# Stated task
Would you quote the material below in full and unchanged?
Begin Records to use
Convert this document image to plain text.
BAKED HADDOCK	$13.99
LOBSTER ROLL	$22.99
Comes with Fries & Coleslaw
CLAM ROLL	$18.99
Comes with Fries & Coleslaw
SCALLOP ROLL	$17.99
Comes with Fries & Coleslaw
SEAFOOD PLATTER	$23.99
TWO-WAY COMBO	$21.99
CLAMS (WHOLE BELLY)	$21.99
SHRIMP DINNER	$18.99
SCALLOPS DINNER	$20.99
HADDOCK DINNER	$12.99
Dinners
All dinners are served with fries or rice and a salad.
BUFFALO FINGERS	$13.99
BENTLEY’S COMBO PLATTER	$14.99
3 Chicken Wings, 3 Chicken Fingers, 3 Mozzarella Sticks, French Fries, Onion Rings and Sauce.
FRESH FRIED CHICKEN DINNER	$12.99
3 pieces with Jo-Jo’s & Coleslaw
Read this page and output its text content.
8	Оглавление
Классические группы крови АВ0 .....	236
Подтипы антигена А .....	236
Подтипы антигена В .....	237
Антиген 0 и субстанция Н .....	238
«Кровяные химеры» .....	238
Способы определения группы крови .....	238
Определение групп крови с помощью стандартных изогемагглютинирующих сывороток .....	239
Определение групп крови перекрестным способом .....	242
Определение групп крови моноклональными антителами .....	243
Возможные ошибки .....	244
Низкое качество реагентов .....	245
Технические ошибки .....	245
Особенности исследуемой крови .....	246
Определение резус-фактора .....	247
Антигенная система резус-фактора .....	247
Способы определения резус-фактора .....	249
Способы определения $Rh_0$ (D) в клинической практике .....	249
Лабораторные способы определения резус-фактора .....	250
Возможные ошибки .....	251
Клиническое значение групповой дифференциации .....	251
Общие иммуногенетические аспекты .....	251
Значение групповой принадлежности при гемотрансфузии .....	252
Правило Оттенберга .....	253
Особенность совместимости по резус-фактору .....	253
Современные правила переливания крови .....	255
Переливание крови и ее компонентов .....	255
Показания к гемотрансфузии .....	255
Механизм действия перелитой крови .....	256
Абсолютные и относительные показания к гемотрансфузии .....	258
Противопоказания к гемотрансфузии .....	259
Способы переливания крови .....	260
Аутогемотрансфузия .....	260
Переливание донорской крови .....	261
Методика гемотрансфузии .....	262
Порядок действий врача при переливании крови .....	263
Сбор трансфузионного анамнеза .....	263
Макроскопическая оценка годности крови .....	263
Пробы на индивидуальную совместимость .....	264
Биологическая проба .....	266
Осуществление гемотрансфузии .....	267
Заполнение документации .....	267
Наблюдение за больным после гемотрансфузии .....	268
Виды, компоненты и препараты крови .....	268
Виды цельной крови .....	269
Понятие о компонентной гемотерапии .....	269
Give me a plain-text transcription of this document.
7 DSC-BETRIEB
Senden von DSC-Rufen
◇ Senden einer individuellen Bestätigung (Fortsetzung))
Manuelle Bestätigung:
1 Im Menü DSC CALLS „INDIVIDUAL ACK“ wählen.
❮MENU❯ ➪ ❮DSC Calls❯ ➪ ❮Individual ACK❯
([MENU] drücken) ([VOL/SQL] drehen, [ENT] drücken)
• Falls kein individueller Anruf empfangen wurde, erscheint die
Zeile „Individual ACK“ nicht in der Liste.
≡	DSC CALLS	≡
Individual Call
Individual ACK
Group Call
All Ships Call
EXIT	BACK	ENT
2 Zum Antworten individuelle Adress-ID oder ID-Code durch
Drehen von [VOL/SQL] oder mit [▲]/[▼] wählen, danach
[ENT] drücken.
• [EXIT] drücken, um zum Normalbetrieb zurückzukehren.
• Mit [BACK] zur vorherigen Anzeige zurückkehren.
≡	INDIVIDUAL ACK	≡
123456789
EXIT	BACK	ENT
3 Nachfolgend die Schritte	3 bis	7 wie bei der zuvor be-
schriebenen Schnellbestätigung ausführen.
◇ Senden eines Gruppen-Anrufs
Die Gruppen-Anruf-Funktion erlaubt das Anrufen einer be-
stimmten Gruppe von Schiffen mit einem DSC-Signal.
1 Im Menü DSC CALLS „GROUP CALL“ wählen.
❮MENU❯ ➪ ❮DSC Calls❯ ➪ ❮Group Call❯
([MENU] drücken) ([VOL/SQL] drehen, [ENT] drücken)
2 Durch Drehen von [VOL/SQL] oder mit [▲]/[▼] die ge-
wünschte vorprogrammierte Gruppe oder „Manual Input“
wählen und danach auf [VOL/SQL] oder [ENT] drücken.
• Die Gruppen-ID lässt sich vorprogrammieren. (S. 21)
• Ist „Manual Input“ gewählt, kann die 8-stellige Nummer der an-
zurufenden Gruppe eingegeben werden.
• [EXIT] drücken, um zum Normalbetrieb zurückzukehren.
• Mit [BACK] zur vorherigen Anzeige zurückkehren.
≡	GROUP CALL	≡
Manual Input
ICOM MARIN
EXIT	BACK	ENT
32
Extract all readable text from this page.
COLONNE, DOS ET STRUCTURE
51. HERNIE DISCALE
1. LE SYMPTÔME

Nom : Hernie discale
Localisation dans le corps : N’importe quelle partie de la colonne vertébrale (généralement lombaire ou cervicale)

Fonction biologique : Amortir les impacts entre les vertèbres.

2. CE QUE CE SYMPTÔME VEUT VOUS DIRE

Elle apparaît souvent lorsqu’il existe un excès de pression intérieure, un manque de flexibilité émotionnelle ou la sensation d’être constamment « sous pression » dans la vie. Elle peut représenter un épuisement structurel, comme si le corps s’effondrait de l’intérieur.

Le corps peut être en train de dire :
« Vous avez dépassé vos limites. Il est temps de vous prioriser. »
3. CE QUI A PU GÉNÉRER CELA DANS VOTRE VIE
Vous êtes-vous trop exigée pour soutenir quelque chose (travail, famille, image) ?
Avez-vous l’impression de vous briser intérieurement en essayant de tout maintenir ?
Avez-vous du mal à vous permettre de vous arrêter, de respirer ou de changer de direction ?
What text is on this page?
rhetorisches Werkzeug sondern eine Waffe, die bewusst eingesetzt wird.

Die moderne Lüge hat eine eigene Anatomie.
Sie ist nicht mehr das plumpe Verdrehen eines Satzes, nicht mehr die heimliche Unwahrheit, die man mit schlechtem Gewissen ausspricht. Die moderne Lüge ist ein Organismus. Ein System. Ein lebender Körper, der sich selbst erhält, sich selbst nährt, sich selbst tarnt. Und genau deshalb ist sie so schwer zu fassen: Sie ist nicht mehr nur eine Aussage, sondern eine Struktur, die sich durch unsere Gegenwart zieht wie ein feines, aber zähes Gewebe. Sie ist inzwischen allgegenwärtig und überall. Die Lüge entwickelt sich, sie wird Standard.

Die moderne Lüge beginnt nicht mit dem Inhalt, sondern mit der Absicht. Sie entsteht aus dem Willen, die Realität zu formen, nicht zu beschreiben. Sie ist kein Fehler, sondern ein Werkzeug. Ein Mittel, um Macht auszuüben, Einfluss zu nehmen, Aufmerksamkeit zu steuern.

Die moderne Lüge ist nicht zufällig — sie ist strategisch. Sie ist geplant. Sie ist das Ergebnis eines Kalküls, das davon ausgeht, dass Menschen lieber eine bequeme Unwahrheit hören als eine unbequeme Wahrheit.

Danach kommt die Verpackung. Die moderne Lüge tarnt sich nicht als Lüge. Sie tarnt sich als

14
End Records to use
# Output
Convert this document image to plain text.
BAKED HADDOCK	$13.99
LOBSTER ROLL	$22.99
Comes with Fries & Coleslaw
CLAM ROLL	$18.99
Comes with Fries & Coleslaw
SCALLOP ROLL	$17.99
Comes with Fries & Coleslaw
SEAFOOD PLATTER	$23.99
TWO-WAY COMBO	$21.99
CLAMS (WHOLE BELLY)	$21.99
SHRIMP DINNER	$18.99
SCALLOPS DINNER	$20.99
HADDOCK DINNER	$12.99
Dinners
All dinners are served with fries or rice and a salad.
BUFFALO FINGERS	$13.99
BENTLEY’S COMBO PLATTER	$14.99
3 Chicken Wings, 3 Chicken Fingers, 3 Mozzarella Sticks, French Fries, Onion Rings and Sauce.
FRESH FRIED CHICKEN DINNER	$12.99
3 pieces with Jo-Jo’s & Coleslaw
Read this page and output its text content.
8	Оглавление
Классические группы крови АВ0 .....	236
Подтипы антигена А .....	236
Подтипы антигена В .....	237
Антиген 0 и субстанция Н .....	238
«Кровяные химеры» .....	238
Способы определения группы крови .....	238
Определение групп крови с помощью стандартных изогемагглютинирующих сывороток .....	239
Определение групп крови перекрестным способом .....	242
Определение групп крови моноклональными антителами .....	243
Возможные ошибки .....	244
Низкое качество реагентов .....	245
Технические ошибки .....	245
Особенности исследуемой крови .....	246
Определение резус-фактора .....	247
Антигенная система резус-фактора .....	247
Способы определения резус-фактора .....	249
Способы определения $Rh_0$ (D) в клинической практике .....	249
Лабораторные способы определения резус-фактора .....	250
Возможные ошибки .....	251
Клиническое значение групповой дифференциации .....	251
Общие иммуногенетические аспекты .....	251
Значение групповой принадлежности при гемотрансфузии .....	252
Правило Оттенберга .....	253
Особенность совместимости по резус-фактору .....	253
Современные правила переливания крови .....	255
Переливание крови и ее компонентов .....	255
Показания к гемотрансфузии .....	255
Механизм действия перелитой крови .....	256
Абсолютные и относительные показания к гемотрансфузии .....	258
Противопоказания к гемотрансфузии .....	259
Способы переливания крови .....	260
Аутогемотрансфузия .....	260
Переливание донорской крови .....	261
Методика гемотрансфузии .....	262
Порядок действий врача при переливании крови .....	263
Сбор трансфузионного анамнеза .....	263
Макроскопическая оценка годности крови .....	263
Пробы на индивидуальную совместимость .....	264
Биологическая проба .....	266
Осуществление гемотрансфузии .....	267
Заполнение документации .....	267
Наблюдение за больным после гемотрансфузии .....	268
Виды, компоненты и препараты крови .....	268
Виды цельной крови .....	269
Понятие о компонентной гемотерапии .....	269
Give me a plain-text transcription of this document.
7 DSC-BETRIEB
Senden von DSC-Rufen
◇ Senden einer individuellen Bestätigung (Fortsetzung))
Manuelle Bestätigung:
1 Im Menü DSC CALLS „INDIVIDUAL ACK“ wählen.
❮MENU❯ ➪ ❮DSC Calls❯ ➪ ❮Individual ACK❯
([MENU] drücken) ([VOL/SQL] drehen, [ENT] drücken)
• Falls kein individueller Anruf empfangen wurde, erscheint die
Zeile „Individual ACK“ nicht in der Liste.
≡	DSC CALLS	≡
Individual Call
Individual ACK
Group Call
All Ships Call
EXIT	BACK	ENT
2 Zum Antworten individuelle Adress-ID oder ID-Code durch
Drehen von [VOL/SQL] oder mit [▲]/[▼] wählen, danach
[ENT] drücken.
• [EXIT] drücken, um zum Normalbetrieb zurückzukehren.
• Mit [BACK] zur vorherigen Anzeige zurückkehren.
≡	INDIVIDUAL ACK	≡
123456789
EXIT	BACK	ENT
3 Nachfolgend die Schritte	3 bis	7 wie bei der zuvor be-
schriebenen Schnellbestätigung ausführen.
◇ Senden eines Gruppen-Anrufs
Die Gruppen-Anruf-Funktion erlaubt das Anrufen einer be-
stimmten Gruppe von Schiffen mit einem DSC-Signal.
1 Im Menü DSC CALLS „GROUP CALL“ wählen.
❮MENU❯ ➪ ❮DSC Calls❯ ➪ ❮Group Call❯
([MENU] drücken) ([VOL/SQL] drehen, [ENT] drücken)
2 Durch Drehen von [VOL/SQL] oder mit [▲]/[▼] die ge-
wünschte vorprogrammierte Gruppe oder „Manual Input“
wählen und danach auf [VOL/SQL] oder [ENT] drücken.
• Die Gruppen-ID lässt sich vorprogrammieren. (S. 21)
• Ist „Manual Input“ gewählt, kann die 8-stellige Nummer der an-
zurufenden Gruppe eingegeben werden.
• [EXIT] drücken, um zum Normalbetrieb zurückzukehren.
• Mit [BACK] zur vorherigen Anzeige zurückkehren.
≡	GROUP CALL	≡
Manual Input
ICOM MARIN
EXIT	BACK	ENT
32
Extract all readable text from this page.
COLONNE, DOS ET STRUCTURE
51. HERNIE DISCALE
1. LE SYMPTÔME

Nom : Hernie discale
Localisation dans le corps : N’importe quelle partie de la colonne vertébrale (généralement lombaire ou cervicale)

Fonction biologique : Amortir les impacts entre les vertèbres.

2. CE QUE CE SYMPTÔME VEUT VOUS DIRE

Elle apparaît souvent lorsqu’il existe un excès de pression intérieure, un manque de flexibilité émotionnelle ou la sensation d’être constamment « sous pression » dans la vie. Elle peut représenter un épuisement structurel, comme si le corps s’effondrait de l’intérieur.

Le corps peut être en train de dire :
« Vous avez dépassé vos limites. Il est temps de vous prioriser. »
3. CE QUI A PU GÉNÉRER CELA DANS VOTRE VIE
Vous êtes-vous trop exigée pour soutenir quelque chose (travail, famille, image) ?
Avez-vous l’impression de vous briser intérieurement en essayant de tout maintenir ?
Avez-vous du mal à vous permettre de vous arrêter, de respirer ou de changer de direction ?
What text is on this page?
rhetorisches Werkzeug sondern eine Waffe, die bewusst eingesetzt wird.

Die moderne Lüge hat eine eigene Anatomie.
Sie ist nicht mehr das plumpe Verdrehen eines Satzes, nicht mehr die heimliche Unwahrheit, die man mit schlechtem Gewissen ausspricht. Die moderne Lüge ist ein Organismus. Ein System. Ein lebender Körper, der sich selbst erhält, sich selbst nährt, sich selbst tarnt. Und genau deshalb ist sie so schwer zu fassen: Sie ist nicht mehr nur eine Aussage, sondern eine Struktur, die sich durch unsere Gegenwart zieht wie ein feines, aber zähes Gewebe. Sie ist inzwischen allgegenwärtig und überall. Die Lüge entwickelt sich, sie wird Standard.

Die moderne Lüge beginnt nicht mit dem Inhalt, sondern mit der Absicht. Sie entsteht aus dem Willen, die Realität zu formen, nicht zu beschreiben. Sie ist kein Fehler, sondern ein Werkzeug. Ein Mittel, um Macht auszuüben, Einfluss zu nehmen, Aufmerksamkeit zu steuern.

Die moderne Lüge ist nicht zufällig — sie ist strategisch. Sie ist geplant. Sie ist das Ergebnis eines Kalküls, das davon ausgeht, dass Menschen lieber eine bequeme Unwahrheit hören als eine unbequeme Wahrheit.

Danach kommt die Verpackung. Die moderne Lüge tarnt sich nicht als Lüge. Sie tarnt sich als

14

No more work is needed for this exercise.